EXERCISE DATA.
━━━━━━━━━━━━━━━━

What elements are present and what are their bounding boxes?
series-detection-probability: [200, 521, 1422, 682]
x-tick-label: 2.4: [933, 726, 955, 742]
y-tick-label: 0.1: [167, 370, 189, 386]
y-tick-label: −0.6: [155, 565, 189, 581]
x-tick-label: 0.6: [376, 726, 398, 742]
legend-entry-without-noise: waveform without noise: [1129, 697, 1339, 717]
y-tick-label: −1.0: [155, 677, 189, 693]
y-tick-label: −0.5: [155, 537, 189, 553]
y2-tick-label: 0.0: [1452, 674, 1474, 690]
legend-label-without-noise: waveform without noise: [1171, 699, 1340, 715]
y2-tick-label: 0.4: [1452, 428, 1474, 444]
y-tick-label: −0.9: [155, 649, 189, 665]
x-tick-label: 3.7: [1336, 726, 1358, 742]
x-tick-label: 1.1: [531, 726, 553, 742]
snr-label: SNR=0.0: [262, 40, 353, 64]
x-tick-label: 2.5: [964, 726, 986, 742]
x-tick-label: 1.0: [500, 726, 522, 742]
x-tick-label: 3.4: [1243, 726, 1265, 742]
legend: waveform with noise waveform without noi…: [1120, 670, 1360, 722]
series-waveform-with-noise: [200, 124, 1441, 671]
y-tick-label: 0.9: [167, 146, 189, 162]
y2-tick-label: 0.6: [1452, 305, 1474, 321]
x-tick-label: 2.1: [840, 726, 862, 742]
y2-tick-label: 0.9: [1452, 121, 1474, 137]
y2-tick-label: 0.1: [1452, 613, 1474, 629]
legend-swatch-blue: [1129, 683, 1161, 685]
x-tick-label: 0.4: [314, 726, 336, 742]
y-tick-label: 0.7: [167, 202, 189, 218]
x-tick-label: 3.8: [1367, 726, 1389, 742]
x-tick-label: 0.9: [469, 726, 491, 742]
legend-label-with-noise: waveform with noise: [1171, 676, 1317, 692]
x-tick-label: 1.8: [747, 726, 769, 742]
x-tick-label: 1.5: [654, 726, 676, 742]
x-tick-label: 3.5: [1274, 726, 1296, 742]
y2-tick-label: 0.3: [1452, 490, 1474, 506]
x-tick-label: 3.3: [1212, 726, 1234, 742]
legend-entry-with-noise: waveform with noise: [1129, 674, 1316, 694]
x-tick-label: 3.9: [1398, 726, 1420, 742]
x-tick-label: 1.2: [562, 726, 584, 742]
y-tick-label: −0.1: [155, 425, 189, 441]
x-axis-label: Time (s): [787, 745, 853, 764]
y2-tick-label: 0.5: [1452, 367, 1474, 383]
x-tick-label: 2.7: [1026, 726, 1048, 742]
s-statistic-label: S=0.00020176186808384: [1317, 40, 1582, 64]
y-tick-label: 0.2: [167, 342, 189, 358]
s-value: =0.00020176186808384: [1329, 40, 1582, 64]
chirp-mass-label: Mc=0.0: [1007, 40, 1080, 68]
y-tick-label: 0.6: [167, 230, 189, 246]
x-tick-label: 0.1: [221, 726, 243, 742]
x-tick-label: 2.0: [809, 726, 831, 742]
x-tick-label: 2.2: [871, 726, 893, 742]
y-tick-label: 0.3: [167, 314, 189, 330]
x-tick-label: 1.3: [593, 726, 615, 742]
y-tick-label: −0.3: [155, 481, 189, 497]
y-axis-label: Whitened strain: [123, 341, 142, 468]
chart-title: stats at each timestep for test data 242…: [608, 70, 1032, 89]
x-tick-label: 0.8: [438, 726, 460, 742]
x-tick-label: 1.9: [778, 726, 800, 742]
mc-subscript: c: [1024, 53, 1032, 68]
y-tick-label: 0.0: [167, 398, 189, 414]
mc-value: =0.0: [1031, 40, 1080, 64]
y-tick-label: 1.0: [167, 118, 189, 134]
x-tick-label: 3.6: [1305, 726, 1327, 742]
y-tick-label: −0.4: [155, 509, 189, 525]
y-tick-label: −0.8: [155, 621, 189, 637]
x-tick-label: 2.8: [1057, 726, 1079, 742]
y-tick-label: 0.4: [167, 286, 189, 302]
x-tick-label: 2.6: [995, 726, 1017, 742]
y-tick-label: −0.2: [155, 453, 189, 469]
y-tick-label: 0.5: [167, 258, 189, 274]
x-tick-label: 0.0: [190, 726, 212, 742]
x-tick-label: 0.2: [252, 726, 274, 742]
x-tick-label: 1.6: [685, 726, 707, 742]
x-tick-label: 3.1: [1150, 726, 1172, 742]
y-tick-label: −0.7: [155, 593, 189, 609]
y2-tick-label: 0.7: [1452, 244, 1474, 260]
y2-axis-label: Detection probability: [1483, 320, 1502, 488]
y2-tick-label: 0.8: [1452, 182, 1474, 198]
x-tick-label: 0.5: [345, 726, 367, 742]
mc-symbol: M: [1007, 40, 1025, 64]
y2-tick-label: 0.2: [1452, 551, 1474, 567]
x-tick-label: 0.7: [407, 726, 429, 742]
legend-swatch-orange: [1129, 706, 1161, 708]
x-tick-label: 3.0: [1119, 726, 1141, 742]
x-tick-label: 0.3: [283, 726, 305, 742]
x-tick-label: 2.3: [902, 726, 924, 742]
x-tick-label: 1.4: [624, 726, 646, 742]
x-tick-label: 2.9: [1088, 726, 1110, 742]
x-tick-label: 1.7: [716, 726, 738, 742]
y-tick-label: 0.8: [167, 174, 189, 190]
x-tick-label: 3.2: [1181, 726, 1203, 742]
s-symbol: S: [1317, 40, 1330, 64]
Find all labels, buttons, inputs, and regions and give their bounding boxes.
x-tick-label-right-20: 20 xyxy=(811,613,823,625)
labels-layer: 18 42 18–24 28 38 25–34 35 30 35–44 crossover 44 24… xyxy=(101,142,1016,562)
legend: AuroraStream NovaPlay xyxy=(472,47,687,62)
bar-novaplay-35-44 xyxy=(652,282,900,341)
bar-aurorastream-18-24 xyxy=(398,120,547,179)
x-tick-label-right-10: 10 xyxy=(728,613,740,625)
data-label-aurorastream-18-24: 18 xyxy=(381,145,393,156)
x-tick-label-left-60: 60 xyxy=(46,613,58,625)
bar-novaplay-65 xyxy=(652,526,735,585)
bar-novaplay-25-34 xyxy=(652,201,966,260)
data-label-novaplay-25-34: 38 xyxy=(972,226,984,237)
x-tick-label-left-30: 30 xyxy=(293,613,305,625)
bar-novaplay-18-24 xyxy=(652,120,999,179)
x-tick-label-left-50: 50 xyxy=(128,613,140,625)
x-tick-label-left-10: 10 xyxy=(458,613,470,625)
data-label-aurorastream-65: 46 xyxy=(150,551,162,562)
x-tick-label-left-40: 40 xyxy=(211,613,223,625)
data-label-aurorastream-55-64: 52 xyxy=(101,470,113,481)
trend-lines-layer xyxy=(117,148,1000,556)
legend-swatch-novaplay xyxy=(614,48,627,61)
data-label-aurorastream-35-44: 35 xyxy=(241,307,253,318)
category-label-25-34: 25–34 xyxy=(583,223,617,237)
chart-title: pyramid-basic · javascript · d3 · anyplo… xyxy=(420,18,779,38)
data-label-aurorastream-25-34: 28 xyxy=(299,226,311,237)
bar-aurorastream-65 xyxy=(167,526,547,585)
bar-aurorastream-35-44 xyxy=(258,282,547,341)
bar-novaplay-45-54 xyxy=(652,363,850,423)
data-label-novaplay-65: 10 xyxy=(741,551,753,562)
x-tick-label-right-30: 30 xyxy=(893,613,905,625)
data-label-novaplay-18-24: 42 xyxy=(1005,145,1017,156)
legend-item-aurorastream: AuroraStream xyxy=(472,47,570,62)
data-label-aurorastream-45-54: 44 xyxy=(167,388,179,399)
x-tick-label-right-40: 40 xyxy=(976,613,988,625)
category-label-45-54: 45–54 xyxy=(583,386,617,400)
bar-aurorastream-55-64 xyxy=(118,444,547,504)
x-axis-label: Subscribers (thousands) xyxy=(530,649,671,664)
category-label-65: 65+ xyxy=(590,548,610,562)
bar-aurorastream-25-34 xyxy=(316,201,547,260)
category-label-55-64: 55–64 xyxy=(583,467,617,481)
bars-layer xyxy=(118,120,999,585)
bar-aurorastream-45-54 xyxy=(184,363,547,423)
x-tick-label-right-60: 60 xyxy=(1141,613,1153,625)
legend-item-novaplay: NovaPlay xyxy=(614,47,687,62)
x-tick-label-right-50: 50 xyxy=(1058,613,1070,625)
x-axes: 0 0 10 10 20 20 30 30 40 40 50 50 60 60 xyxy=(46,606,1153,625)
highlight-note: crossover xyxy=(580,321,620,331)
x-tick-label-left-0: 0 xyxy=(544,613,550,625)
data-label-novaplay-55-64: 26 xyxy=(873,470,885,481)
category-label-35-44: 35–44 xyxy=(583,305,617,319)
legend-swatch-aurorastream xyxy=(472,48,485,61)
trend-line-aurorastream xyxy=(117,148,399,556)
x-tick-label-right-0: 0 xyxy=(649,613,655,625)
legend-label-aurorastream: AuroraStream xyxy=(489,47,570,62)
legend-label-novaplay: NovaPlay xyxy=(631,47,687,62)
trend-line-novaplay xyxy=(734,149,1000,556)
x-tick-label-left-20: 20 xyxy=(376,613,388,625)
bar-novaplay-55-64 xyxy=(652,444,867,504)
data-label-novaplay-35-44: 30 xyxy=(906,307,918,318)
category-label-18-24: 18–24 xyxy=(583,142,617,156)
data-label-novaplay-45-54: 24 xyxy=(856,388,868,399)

━━━━━━━━━━━━━━━━

TO DO. Could you copy the material from its first line through the line containing "y-tick-label: 0.6: [167, 230, 189, 246]", both lines included, reproducing each line precisely?

TASK SOLUTION.
What elements are present and what are their bounding boxes?
series-detection-probability: [200, 521, 1422, 682]
x-tick-label: 2.4: [933, 726, 955, 742]
y-tick-label: 0.1: [167, 370, 189, 386]
y-tick-label: −0.6: [155, 565, 189, 581]
x-tick-label: 0.6: [376, 726, 398, 742]
legend-entry-without-noise: waveform without noise: [1129, 697, 1339, 717]
y-tick-label: −1.0: [155, 677, 189, 693]
y-tick-label: −0.5: [155, 537, 189, 553]
y2-tick-label: 0.0: [1452, 674, 1474, 690]
legend-label-without-noise: waveform without noise: [1171, 699, 1340, 715]
y2-tick-label: 0.4: [1452, 428, 1474, 444]
y-tick-label: −0.9: [155, 649, 189, 665]
x-tick-label: 3.7: [1336, 726, 1358, 742]
x-tick-label: 1.1: [531, 726, 553, 742]
snr-label: SNR=0.0: [262, 40, 353, 64]
x-tick-label: 2.5: [964, 726, 986, 742]
x-tick-label: 1.0: [500, 726, 522, 742]
x-tick-label: 3.4: [1243, 726, 1265, 742]
legend: waveform with noise waveform without noi…: [1120, 670, 1360, 722]
series-waveform-with-noise: [200, 124, 1441, 671]
y-tick-label: 0.9: [167, 146, 189, 162]
y2-tick-label: 0.6: [1452, 305, 1474, 321]
x-tick-label: 2.1: [840, 726, 862, 742]
y2-tick-label: 0.9: [1452, 121, 1474, 137]
y2-tick-label: 0.1: [1452, 613, 1474, 629]
legend-swatch-blue: [1129, 683, 1161, 685]
x-tick-label: 0.4: [314, 726, 336, 742]
y-tick-label: 0.7: [167, 202, 189, 218]
x-tick-label: 3.8: [1367, 726, 1389, 742]
x-tick-label: 0.9: [469, 726, 491, 742]
legend-label-with-noise: waveform with noise: [1171, 676, 1317, 692]
x-tick-label: 1.8: [747, 726, 769, 742]
x-tick-label: 1.5: [654, 726, 676, 742]
x-tick-label: 3.5: [1274, 726, 1296, 742]
y2-tick-label: 0.3: [1452, 490, 1474, 506]
x-tick-label: 3.3: [1212, 726, 1234, 742]
legend-entry-with-noise: waveform with noise: [1129, 674, 1316, 694]
x-tick-label: 3.9: [1398, 726, 1420, 742]
x-tick-label: 1.2: [562, 726, 584, 742]
y-tick-label: −0.1: [155, 425, 189, 441]
x-axis-label: Time (s): [787, 745, 853, 764]
y2-tick-label: 0.5: [1452, 367, 1474, 383]
x-tick-label: 2.7: [1026, 726, 1048, 742]
s-statistic-label: S=0.00020176186808384: [1317, 40, 1582, 64]
y-tick-label: 0.2: [167, 342, 189, 358]
s-value: =0.00020176186808384: [1329, 40, 1582, 64]
chirp-mass-label: Mc=0.0: [1007, 40, 1080, 68]
y-tick-label: 0.6: [167, 230, 189, 246]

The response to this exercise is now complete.